▶ _WHAT YOU ARE ASKED TO DO_: Copy every line that mentions the word "glyph".

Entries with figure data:

________________________

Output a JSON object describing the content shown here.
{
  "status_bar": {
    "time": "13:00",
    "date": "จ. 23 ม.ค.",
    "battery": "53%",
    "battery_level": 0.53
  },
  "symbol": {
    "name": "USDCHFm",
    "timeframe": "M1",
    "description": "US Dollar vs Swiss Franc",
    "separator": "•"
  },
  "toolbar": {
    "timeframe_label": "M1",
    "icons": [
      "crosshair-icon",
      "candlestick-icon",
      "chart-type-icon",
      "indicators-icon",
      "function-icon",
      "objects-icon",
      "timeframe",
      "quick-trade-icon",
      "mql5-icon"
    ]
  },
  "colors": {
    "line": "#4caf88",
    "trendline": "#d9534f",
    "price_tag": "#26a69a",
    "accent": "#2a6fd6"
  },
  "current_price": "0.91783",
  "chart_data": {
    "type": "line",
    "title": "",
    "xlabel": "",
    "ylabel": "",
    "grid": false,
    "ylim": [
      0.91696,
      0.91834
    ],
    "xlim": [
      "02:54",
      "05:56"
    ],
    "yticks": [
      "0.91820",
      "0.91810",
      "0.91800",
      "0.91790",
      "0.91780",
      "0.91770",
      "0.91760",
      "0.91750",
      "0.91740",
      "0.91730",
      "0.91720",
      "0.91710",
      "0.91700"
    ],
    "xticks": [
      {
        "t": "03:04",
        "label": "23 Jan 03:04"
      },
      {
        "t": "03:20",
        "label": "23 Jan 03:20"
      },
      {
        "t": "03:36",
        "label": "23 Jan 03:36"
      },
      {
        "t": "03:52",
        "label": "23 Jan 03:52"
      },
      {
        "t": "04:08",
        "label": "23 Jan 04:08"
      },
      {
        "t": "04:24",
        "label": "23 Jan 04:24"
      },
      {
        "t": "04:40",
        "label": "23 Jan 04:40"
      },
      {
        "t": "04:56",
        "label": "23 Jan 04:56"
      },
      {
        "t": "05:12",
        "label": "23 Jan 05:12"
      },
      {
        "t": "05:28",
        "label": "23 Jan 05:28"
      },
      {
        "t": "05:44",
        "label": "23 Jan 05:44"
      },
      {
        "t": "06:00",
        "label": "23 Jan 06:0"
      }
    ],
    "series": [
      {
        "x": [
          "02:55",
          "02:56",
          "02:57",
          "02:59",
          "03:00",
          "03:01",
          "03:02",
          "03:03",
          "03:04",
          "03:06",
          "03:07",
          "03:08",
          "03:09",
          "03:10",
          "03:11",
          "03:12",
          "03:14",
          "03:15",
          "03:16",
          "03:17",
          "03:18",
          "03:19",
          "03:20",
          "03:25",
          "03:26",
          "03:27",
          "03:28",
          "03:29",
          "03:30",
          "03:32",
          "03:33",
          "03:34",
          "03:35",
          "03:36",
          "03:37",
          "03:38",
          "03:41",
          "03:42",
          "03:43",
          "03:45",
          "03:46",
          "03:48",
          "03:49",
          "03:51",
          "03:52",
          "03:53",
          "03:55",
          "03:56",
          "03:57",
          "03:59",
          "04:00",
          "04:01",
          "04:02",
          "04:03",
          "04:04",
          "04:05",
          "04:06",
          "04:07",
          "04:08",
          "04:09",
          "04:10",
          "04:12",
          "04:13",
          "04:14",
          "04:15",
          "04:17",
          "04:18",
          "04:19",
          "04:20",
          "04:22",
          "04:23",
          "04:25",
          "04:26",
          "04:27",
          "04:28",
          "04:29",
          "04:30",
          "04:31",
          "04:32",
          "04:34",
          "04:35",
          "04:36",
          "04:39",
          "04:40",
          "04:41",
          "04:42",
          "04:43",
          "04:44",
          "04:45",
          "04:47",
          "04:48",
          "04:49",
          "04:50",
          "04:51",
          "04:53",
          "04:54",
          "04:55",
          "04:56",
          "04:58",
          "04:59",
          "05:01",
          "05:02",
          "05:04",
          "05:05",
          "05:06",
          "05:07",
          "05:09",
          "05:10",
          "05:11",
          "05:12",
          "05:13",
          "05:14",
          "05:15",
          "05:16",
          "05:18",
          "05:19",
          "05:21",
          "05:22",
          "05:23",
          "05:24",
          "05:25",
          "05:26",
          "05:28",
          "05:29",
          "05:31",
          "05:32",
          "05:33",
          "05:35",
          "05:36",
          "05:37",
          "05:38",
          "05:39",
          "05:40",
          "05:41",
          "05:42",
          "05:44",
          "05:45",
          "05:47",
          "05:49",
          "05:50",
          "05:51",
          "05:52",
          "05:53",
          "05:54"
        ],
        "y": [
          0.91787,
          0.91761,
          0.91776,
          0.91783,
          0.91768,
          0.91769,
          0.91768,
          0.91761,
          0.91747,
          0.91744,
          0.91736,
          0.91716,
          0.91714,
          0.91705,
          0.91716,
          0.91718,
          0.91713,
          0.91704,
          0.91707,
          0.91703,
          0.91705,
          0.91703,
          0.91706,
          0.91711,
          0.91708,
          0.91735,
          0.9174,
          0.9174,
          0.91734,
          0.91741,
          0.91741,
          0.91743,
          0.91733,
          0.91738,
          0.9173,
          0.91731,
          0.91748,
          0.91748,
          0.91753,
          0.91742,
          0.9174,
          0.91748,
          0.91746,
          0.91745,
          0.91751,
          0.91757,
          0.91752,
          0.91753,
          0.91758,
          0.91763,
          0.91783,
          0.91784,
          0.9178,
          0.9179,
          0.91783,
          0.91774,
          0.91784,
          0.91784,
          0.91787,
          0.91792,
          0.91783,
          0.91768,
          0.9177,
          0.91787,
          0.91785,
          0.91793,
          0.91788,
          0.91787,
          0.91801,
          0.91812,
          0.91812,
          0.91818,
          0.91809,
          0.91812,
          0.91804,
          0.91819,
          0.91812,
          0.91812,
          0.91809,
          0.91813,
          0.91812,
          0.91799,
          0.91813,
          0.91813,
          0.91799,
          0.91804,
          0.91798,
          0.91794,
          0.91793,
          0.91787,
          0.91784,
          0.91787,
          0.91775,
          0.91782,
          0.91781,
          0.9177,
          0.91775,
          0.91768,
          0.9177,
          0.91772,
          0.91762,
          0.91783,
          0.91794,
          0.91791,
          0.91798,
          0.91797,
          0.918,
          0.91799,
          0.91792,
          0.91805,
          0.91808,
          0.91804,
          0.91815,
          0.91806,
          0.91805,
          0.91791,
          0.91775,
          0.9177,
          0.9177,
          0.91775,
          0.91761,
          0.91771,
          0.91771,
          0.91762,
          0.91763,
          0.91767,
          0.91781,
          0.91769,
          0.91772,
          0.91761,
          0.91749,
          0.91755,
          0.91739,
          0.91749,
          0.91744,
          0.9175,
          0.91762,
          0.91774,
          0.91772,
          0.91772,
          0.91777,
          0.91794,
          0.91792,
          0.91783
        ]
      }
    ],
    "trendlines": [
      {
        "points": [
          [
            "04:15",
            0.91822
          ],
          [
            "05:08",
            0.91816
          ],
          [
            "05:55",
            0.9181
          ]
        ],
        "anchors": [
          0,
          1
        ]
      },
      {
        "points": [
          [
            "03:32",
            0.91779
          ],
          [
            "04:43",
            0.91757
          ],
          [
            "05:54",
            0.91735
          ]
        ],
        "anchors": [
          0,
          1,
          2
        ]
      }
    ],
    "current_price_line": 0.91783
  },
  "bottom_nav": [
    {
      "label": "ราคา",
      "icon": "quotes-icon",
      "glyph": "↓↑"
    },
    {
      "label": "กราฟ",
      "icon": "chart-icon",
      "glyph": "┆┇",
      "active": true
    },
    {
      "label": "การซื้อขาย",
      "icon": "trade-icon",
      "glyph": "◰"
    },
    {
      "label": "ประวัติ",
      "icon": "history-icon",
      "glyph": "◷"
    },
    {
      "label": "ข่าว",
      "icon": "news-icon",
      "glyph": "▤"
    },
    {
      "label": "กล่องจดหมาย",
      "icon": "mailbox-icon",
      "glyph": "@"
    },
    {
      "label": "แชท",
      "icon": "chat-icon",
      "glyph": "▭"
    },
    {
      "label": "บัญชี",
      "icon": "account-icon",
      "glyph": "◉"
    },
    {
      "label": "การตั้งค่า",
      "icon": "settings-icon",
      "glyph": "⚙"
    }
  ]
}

________________________

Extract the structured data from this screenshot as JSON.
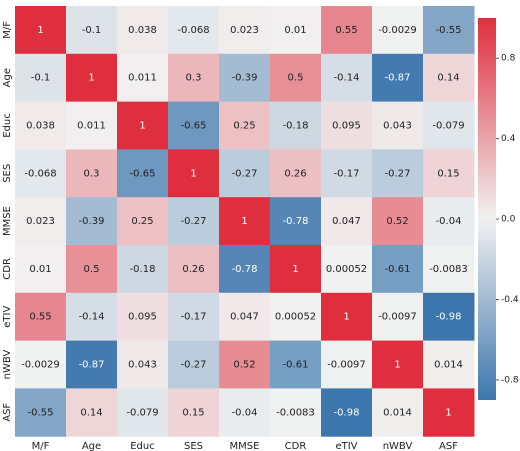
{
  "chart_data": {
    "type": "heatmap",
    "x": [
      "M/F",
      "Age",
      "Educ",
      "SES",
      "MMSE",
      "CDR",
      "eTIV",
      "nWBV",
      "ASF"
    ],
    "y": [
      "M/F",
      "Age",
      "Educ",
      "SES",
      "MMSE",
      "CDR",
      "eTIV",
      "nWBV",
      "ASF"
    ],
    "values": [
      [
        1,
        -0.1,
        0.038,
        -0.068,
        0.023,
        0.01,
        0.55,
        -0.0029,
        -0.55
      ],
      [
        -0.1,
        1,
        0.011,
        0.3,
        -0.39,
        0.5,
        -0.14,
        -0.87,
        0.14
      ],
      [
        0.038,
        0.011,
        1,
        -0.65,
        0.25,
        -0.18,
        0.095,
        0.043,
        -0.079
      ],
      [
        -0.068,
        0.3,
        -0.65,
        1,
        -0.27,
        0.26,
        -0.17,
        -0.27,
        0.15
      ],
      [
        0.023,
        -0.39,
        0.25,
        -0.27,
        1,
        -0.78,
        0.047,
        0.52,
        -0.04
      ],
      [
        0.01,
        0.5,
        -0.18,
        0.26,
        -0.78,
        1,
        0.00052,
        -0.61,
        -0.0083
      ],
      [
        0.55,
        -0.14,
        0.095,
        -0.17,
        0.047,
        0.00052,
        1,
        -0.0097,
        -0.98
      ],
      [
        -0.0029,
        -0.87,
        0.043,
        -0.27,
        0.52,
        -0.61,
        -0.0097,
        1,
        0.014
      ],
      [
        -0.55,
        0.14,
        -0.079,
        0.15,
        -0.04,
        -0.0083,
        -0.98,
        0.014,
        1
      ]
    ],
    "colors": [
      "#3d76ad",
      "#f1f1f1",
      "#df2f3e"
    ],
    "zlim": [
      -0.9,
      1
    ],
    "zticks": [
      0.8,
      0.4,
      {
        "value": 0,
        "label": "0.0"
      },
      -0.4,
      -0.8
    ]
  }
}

________________________

▶ _ANSWER TO THE PROBLEM_:
      "glyph": "↓↑"
      "glyph": "┆┇",
      "glyph": "◰"
      "glyph": "◷"
      "glyph": "▤"
      "glyph": "@"
      "glyph": "▭"
      "glyph": "◉"
      "glyph": "⚙"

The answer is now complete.